Then I used a sidechain gate in the FX mixer, with a low-pass filter underneath the gate, which filters out the high pitched tone after it's been through the gate.

The result is beautiful - no missed dips or distortion/clipping even with 1/32 notes at 190bpm!

It needs a fair bit of tweaking to get right:

You need just the right attack, delay and release to get a nice note without any interference, and it creates a very loud note even with the volume on the TripleOscillator turned right down. I needed to add an amplifier effect to it or extra volume control to prevent it hitting red (it really mustn't, this is essential for it to work properly).

Then you want to turn the frequency on the low-pass filter up as high as possible while still filtering out the high tone so you don't miss out highs you want.

Then you'll want to tweak the sidechain gate for the best results, threshold and ratio mainly, to get a nice crisp dip.

I hope this is useful for somebody. I have a TripleOscillator preset I can share if anyone wants it, and I have a project that demos a good set-up that will do the 1/32 at 190bpm I mentioned above.

Massive thanks to the lmms devs and the community in general!
giggedy wrote:
Wed Oct 21, 2020 6:11 pm
Hi,

I'm new to the forum, new to lmms and new to music making, so treat me gentle please!

» TO DO
Reproduce verbatim the stretch of the forum post on sidechain gating above from "It needs a fair" through "highs you want.".

» DATASET ENTRIES
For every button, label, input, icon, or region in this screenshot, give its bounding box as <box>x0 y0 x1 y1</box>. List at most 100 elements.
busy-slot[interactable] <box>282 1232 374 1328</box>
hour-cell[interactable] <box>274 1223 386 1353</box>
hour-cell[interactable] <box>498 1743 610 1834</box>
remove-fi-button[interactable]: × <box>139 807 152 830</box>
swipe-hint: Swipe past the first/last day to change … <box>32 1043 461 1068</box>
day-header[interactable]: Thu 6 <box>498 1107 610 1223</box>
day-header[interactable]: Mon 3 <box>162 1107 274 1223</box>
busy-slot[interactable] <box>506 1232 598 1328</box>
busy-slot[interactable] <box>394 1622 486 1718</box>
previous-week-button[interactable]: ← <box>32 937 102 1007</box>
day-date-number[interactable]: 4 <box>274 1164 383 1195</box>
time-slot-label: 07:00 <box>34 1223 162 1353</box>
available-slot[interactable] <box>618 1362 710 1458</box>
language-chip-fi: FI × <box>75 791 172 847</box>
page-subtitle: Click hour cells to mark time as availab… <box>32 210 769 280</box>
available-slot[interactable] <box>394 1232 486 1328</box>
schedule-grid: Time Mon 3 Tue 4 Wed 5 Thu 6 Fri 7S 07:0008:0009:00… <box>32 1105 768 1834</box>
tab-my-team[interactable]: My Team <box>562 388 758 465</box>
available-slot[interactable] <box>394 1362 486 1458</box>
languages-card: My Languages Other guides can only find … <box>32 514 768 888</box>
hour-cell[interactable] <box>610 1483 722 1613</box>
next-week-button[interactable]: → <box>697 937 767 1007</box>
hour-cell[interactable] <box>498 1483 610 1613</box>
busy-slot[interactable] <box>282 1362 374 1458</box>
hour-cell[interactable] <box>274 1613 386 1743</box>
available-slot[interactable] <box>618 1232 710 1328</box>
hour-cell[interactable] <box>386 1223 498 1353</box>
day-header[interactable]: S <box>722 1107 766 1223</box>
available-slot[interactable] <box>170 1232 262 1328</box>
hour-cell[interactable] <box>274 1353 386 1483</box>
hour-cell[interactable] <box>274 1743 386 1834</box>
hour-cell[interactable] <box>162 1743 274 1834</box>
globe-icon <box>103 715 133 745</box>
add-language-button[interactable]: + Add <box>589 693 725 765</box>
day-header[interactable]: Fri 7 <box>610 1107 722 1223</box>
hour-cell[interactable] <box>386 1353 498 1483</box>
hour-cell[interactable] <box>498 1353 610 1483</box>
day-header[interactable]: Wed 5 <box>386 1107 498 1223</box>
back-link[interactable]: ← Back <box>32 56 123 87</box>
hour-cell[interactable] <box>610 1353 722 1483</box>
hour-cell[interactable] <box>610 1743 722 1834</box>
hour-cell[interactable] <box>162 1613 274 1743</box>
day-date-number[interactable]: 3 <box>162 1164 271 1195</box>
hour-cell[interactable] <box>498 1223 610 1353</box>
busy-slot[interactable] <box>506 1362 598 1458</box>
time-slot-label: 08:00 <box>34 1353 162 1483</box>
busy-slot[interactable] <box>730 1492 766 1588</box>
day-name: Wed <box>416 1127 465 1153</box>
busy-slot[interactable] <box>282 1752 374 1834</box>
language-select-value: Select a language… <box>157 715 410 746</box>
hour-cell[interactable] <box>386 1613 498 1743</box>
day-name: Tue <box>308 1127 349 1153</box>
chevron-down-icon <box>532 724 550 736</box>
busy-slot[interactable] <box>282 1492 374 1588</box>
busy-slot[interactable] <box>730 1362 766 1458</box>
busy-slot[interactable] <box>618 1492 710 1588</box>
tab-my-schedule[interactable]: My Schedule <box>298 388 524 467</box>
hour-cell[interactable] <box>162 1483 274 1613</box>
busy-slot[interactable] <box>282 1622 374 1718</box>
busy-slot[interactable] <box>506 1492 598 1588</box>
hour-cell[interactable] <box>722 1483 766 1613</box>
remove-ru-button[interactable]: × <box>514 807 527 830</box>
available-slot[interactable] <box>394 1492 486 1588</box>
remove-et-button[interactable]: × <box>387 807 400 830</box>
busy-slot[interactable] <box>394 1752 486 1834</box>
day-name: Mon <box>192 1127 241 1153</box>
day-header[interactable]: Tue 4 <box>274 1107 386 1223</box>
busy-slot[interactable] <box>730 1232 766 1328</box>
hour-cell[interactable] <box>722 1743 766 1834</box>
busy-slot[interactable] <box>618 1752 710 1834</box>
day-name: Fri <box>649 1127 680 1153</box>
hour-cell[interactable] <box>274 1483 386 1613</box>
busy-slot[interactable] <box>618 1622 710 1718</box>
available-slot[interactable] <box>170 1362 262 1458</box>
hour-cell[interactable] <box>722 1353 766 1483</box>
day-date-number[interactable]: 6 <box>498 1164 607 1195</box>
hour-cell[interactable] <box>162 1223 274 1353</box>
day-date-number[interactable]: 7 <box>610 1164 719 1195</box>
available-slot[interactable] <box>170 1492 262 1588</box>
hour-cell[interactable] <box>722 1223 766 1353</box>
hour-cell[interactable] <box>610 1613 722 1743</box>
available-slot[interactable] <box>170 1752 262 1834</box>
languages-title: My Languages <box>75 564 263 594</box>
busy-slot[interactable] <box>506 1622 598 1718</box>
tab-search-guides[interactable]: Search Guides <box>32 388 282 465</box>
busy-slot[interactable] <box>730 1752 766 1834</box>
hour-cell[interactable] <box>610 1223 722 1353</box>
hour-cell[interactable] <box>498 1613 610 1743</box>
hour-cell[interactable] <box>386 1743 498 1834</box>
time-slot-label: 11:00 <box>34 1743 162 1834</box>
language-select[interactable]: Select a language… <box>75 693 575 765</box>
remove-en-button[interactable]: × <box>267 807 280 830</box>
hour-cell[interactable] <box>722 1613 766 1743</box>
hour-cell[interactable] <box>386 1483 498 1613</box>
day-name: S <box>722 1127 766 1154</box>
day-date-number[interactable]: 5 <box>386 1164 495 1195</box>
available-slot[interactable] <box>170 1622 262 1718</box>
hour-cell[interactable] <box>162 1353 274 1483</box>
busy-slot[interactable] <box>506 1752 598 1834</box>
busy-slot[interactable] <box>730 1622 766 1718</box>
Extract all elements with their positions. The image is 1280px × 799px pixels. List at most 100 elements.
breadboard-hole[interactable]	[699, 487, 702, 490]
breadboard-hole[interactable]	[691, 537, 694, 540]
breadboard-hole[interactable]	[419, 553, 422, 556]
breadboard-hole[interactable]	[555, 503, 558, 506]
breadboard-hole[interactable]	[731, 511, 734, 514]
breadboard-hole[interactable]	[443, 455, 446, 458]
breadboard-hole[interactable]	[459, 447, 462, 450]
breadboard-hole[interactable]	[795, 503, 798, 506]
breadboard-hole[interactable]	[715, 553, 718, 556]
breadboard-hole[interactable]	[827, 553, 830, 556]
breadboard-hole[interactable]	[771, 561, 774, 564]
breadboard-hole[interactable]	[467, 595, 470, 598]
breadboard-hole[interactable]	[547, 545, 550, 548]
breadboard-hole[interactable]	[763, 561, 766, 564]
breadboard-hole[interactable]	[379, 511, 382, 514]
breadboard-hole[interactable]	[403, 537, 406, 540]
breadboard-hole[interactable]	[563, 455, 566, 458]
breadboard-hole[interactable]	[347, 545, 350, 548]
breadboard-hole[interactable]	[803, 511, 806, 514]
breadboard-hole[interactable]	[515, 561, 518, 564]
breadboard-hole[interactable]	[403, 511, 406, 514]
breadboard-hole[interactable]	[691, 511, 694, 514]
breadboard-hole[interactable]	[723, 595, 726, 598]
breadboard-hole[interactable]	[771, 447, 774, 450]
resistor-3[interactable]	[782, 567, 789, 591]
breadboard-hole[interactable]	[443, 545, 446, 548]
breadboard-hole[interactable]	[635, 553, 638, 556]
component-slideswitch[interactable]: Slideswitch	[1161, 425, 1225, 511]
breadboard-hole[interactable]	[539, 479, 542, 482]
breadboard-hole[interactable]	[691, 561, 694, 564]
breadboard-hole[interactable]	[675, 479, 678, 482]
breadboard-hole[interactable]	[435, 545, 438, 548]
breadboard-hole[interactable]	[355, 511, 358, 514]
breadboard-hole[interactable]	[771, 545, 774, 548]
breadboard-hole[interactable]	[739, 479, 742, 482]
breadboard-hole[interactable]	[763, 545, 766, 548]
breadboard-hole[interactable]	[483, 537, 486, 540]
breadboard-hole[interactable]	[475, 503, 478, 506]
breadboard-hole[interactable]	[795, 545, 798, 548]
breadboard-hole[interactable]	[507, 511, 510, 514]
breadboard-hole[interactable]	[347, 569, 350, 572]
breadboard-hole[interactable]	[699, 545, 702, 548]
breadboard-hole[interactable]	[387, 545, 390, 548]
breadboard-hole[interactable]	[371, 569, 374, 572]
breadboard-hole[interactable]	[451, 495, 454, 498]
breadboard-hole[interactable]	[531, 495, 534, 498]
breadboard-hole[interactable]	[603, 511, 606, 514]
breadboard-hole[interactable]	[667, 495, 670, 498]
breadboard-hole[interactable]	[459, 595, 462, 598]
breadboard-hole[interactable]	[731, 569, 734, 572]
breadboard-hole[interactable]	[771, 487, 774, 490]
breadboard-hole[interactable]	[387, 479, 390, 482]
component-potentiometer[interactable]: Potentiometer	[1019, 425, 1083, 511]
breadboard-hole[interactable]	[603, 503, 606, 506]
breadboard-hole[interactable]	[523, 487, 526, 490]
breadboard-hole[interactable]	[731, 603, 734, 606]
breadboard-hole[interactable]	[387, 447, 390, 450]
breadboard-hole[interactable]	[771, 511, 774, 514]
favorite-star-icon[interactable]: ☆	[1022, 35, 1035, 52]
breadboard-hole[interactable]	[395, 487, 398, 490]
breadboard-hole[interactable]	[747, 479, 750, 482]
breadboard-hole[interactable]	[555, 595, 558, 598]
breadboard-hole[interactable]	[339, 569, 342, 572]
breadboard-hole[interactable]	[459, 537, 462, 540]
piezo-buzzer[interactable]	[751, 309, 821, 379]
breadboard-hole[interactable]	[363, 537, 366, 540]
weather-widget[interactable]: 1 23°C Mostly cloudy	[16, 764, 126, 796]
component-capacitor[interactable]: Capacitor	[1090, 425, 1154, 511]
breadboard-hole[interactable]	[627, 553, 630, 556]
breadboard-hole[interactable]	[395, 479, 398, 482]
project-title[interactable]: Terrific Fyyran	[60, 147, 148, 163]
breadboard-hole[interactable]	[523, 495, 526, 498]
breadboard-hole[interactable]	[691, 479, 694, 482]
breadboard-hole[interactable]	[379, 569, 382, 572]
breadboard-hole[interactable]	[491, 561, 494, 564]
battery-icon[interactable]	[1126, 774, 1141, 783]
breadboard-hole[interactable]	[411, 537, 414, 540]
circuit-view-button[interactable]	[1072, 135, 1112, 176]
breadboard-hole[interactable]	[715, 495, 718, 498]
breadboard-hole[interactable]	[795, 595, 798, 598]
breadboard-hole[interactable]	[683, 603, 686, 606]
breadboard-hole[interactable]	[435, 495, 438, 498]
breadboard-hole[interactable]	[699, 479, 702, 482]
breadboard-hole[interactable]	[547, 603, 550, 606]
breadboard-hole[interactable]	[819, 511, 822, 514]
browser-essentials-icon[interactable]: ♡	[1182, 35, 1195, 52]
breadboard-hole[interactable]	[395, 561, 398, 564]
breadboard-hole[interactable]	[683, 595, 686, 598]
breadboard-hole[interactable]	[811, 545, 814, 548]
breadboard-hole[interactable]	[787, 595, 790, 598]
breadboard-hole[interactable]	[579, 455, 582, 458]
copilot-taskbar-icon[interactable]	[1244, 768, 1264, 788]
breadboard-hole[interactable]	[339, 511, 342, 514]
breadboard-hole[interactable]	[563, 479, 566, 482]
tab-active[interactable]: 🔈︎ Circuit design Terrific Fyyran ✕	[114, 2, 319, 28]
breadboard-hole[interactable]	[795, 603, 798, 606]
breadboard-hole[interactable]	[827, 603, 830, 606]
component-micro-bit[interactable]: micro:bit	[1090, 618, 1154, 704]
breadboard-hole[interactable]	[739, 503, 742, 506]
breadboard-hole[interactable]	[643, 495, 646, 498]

» EXPECTED ANSWER
It needs a fair bit of tweaking to get right:

You need just the right attack, delay and release to get a nice note without any interference, and it creates a very loud note even with the volume on the TripleOscillator turned right down. I needed to add an amplifier effect to it or extra volume control to prevent it hitting red (it really mustn't, this is essential for it to work properly).

Then you want to turn the frequency on the low-pass filter up as high as possible while still filtering out the high tone so you don't miss out highs you want.